• [Exercise]: The records should be written out in full, with nothing altered.

• [Stored records]:
○ ○ ○ ○

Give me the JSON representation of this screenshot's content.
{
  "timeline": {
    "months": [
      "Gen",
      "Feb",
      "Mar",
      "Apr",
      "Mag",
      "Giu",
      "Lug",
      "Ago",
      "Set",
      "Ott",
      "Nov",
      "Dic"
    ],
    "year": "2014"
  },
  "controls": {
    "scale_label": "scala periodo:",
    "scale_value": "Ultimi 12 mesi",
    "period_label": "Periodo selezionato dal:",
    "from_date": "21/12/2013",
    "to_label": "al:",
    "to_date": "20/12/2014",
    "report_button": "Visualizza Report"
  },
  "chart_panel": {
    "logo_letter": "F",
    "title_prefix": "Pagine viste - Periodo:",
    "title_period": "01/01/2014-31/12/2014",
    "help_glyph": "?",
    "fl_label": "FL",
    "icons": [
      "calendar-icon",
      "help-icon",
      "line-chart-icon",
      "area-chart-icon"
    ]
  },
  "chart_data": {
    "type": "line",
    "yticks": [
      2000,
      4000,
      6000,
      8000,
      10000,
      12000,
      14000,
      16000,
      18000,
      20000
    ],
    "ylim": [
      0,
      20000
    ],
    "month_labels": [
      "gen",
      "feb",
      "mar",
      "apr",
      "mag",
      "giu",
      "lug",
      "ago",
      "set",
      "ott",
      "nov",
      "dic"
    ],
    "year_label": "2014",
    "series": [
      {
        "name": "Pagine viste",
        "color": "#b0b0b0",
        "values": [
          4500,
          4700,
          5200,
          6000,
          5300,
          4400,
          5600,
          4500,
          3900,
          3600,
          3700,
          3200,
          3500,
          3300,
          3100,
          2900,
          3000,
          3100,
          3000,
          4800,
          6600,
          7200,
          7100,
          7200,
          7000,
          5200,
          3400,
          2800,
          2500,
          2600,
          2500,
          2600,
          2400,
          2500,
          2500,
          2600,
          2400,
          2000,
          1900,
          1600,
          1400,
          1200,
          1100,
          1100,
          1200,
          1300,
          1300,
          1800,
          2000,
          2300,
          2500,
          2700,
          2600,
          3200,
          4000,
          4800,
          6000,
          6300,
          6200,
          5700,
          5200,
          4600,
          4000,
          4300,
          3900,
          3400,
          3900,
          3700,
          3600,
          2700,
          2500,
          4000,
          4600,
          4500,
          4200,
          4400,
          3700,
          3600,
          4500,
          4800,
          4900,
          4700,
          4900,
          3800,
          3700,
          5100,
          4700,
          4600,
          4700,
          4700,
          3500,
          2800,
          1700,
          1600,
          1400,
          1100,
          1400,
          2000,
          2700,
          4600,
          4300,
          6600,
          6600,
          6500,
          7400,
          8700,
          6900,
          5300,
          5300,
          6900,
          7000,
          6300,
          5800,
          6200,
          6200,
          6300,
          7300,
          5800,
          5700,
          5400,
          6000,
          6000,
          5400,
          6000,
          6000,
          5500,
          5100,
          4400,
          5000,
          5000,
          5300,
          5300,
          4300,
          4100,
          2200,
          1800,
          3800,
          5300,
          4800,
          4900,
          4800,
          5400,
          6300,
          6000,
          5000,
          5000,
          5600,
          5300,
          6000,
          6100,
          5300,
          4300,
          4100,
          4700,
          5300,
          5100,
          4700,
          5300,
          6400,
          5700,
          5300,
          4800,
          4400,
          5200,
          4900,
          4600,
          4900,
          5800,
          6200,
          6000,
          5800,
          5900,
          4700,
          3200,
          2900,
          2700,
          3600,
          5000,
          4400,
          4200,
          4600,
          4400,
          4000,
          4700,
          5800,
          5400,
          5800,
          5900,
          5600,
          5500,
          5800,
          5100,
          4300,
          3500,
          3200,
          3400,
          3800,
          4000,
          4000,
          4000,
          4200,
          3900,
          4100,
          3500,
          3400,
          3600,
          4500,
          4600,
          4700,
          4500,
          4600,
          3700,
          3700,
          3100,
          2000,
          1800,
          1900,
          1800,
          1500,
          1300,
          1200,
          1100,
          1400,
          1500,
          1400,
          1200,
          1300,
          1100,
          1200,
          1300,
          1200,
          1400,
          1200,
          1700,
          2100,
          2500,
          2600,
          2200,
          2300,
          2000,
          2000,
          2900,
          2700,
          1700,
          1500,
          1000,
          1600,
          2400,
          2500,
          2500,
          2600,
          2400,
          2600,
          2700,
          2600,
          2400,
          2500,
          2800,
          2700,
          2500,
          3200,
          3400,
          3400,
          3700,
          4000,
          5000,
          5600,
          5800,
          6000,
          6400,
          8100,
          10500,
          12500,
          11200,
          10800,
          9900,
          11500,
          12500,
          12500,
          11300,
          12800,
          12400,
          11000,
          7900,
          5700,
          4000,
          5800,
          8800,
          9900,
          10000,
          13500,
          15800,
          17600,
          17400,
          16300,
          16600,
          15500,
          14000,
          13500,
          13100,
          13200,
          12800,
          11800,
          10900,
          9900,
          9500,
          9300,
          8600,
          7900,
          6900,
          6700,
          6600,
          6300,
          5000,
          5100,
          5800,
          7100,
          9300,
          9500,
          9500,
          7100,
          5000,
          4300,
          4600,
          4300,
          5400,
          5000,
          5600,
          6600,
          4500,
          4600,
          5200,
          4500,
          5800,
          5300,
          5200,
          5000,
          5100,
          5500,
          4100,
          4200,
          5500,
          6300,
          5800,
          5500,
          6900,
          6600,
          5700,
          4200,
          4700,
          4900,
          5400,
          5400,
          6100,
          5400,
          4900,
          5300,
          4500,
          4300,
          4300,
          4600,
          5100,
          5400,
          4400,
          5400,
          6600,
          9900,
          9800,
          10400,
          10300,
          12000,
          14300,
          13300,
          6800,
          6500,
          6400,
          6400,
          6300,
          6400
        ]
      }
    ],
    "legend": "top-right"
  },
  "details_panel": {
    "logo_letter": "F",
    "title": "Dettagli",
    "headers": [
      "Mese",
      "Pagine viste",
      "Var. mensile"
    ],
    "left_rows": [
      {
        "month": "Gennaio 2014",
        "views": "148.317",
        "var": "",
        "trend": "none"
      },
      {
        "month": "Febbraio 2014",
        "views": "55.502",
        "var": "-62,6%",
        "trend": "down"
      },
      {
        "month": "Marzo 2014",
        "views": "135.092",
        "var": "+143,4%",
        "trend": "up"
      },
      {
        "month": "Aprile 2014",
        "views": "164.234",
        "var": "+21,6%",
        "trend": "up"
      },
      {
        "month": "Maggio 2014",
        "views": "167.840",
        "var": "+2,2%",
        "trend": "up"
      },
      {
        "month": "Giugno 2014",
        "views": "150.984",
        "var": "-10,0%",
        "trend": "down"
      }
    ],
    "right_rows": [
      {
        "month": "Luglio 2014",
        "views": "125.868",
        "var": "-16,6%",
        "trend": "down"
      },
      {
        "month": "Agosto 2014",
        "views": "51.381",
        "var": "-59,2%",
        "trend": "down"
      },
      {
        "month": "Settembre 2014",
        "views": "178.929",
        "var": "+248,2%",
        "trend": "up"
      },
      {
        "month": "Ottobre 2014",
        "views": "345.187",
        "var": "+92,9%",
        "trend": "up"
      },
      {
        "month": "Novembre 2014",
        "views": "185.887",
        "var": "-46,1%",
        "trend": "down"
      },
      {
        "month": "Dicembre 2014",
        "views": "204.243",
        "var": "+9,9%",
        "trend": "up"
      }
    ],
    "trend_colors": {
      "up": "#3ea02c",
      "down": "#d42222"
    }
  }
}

○ ○ ○ ○

• [Response for this exercise]:
Give me the JSON representation of this screenshot's content.
{
  "timeline": {
    "months": [
      "Gen",
      "Feb",
      "Mar",
      "Apr",
      "Mag",
      "Giu",
      "Lug",
      "Ago",
      "Set",
      "Ott",
      "Nov",
      "Dic"
    ],
    "year": "2014"
  },
  "controls": {
    "scale_label": "scala periodo:",
    "scale_value": "Ultimi 12 mesi",
    "period_label": "Periodo selezionato dal:",
    "from_date": "21/12/2013",
    "to_label": "al:",
    "to_date": "20/12/2014",
    "report_button": "Visualizza Report"
  },
  "chart_panel": {
    "logo_letter": "F",
    "title_prefix": "Pagine viste - Periodo:",
    "title_period": "01/01/2014-31/12/2014",
    "help_glyph": "?",
    "fl_label": "FL",
    "icons": [
      "calendar-icon",
      "help-icon",
      "line-chart-icon",
      "area-chart-icon"
    ]
  },
  "chart_data": {
    "type": "line",
    "yticks": [
      2000,
      4000,
      6000,
      8000,
      10000,
      12000,
      14000,
      16000,
      18000,
      20000
    ],
    "ylim": [
      0,
      20000
    ],
    "month_labels": [
      "gen",
      "feb",
      "mar",
      "apr",
      "mag",
      "giu",
      "lug",
      "ago",
      "set",
      "ott",
      "nov",
      "dic"
    ],
    "year_label": "2014",
    "series": [
      {
        "name": "Pagine viste",
        "color": "#b0b0b0",
        "values": [
          4500,
          4700,
          5200,
          6000,
          5300,
          4400,
          5600,
          4500,
          3900,
          3600,
          3700,
          3200,
          3500,
          3300,
          3100,
          2900,
          3000,
          3100,
          3000,
          4800,
          6600,
          7200,
          7100,
          7200,
          7000,
          5200,
          3400,
          2800,
          2500,
          2600,
          2500,
          2600,
          2400,
          2500,
          2500,
          2600,
          2400,
          2000,
          1900,
          1600,
          1400,
          1200,
          1100,
          1100,
          1200,
          1300,
          1300,
          1800,
          2000,
          2300,
          2500,
          2700,
          2600,
          3200,
          4000,
          4800,
          6000,
          6300,
          6200,
          5700,
          5200,
          4600,
          4000,
          4300,
          3900,
          3400,
          3900,
          3700,
          3600,
          2700,
          2500,
          4000,
          4600,
          4500,
          4200,
          4400,
          3700,
          3600,
          4500,
          4800,
          4900,
          4700,
          4900,
          3800,
          3700,
          5100,
          4700,
          4600,
          4700,
          4700,
          3500,
          2800,
          1700,
          1600,
          1400,
          1100,
          1400,
          2000,
          2700,
          4600,
          4300,
          6600,
          6600,
          6500,
          7400,
          8700,
          6900,
          5300,
          5300,
          6900,
          7000,
          6300,
          5800,
          6200,
          6200,
          6300,
          7300,
          5800,
          5700,
          5400,
          6000,
          6000,
          5400,
          6000,
          6000,
          5500,
          5100,
          4400,
          5000,
          5000,
          5300,
          5300,
          4300,
          4100,
          2200,
          1800,
          3800,
          5300,
          4800,
          4900,
          4800,
          5400,
          6300,
          6000,
          5000,
          5000,
          5600,
          5300,
          6000,
          6100,
          5300,
          4300,
          4100,
          4700,
          5300,
          5100,
          4700,
          5300,
          6400,
          5700,
          5300,
          4800,
          4400,
          5200,
          4900,
          4600,
          4900,
          5800,
          6200,
          6000,
          5800,
          5900,
          4700,
          3200,
          2900,
          2700,
          3600,
          5000,
          4400,
          4200,
          4600,
          4400,
          4000,
          4700,
          5800,
          5400,
          5800,
          5900,
          5600,
          5500,
          5800,
          5100,
          4300,
          3500,
          3200,
          3400,
          3800,
          4000,
          4000,
          4000,
          4200,
          3900,
          4100,
          3500,
          3400,
          3600,
          4500,
          4600,
          4700,
          4500,
          4600,
          3700,
          3700,
          3100,
          2000,
          1800,
          1900,
          1800,
          1500,
          1300,
          1200,
          1100,
          1400,
          1500,
          1400,
          1200,
          1300,
          1100,
          1200,
          1300,
          1200,
          1400,
          1200,
          1700,
          2100,
          2500,
          2600,
          2200,
          2300,
          2000,
          2000,
          2900,
          2700,
          1700,
          1500,
          1000,
          1600,
          2400,
          2500,
          2500,
          2600,
          2400,
          2600,
          2700,
          2600,
          2400,
          2500,
          2800,
          2700,
          2500,
          3200,
          3400,
          3400,
          3700,
          4000,
          5000,
          5600,
          5800,
          6000,
          6400,
          8100,
          10500,
          12500,
          11200,
          10800,
          9900,
          11500,
          12500,
          12500,
          11300,
          12800,
          12400,
          11000,
          7900,
          5700,
          4000,
          5800,
          8800,
          9900,
          10000,
          13500,
          15800,
          17600,
          17400,
          16300,
          16600,
          15500,
          14000,
          13500,
          13100,
          13200,
          12800,
          11800,
          10900,
          9900,
          9500,
          9300,
          8600,
          7900,
          6900,
          6700,
          6600,
          6300,
          5000,
          5100,
          5800,
          7100,
          9300,
          9500,
          9500,
          7100,
          5000,
          4300,
          4600,
          4300,
          5400,
          5000,
          5600,
          6600,
          4500,
          4600,
          5200,
          4500,
          5800,
          5300,
          5200,
          5000,
          5100,
          5500,
          4100,
          4200,
          5500,
          6300,
          5800,
          5500,
          6900,
          6600,
          5700,
          4200,
          4700,
          4900,
          5400,
          5400,
          6100,
          5400,
          4900,
          5300,
          4500,
          4300,
          4300,
          4600,
          5100,
          5400,
          4400,
          5400,
          6600,
          9900,
          9800,
          10400,
          10300,
          12000,
          14300,
          13300,
          6800,
          6500,
          6400,
          6400,
          6300,
          6400
        ]
      }
    ],
    "legend": "top-right"
  },
  "details_panel": {
    "logo_letter": "F",
    "title": "Dettagli",
    "headers": [
      "Mese",
      "Pagine viste",
      "Var. mensile"
    ],
    "left_rows": [
      {
        "month": "Gennaio 2014",
        "views": "148.317",
        "var": "",
        "trend": "none"
      },
      {
        "month": "Febbraio 2014",
        "views": "55.502",
        "var": "-62,6%",
        "trend": "down"
      },
      {
        "month": "Marzo 2014",
        "views": "135.092",
        "var": "+143,4%",
        "trend": "up"
      },
      {
        "month": "Aprile 2014",
        "views": "164.234",
        "var": "+21,6%",
        "trend": "up"
      },
      {
        "month": "Maggio 2014",
        "views": "167.840",
        "var": "+2,2%",
        "trend": "up"
      },
      {
        "month": "Giugno 2014",
        "views": "150.984",
        "var": "-10,0%",
        "trend": "down"
      }
    ],
    "right_rows": [
      {
        "month": "Luglio 2014",
        "views": "125.868",
        "var": "-16,6%",
        "trend": "down"
      },
      {
        "month": "Agosto 2014",
        "views": "51.381",
        "var": "-59,2%",
        "trend": "down"
      },
      {
        "month": "Settembre 2014",
        "views": "178.929",
        "var": "+248,2%",
        "trend": "up"
      },
      {
        "month": "Ottobre 2014",
        "views": "345.187",
        "var": "+92,9%",
        "trend": "up"
      },
      {
        "month": "Novembre 2014",
        "views": "185.887",
        "var": "-46,1%",
        "trend": "down"
      },
      {
        "month": "Dicembre 2014",
        "views": "204.243",
        "var": "+9,9%",
        "trend": "up"
      }
    ],
    "trend_colors": {
      "up": "#3ea02c",
      "down": "#d42222"
    }
  }
}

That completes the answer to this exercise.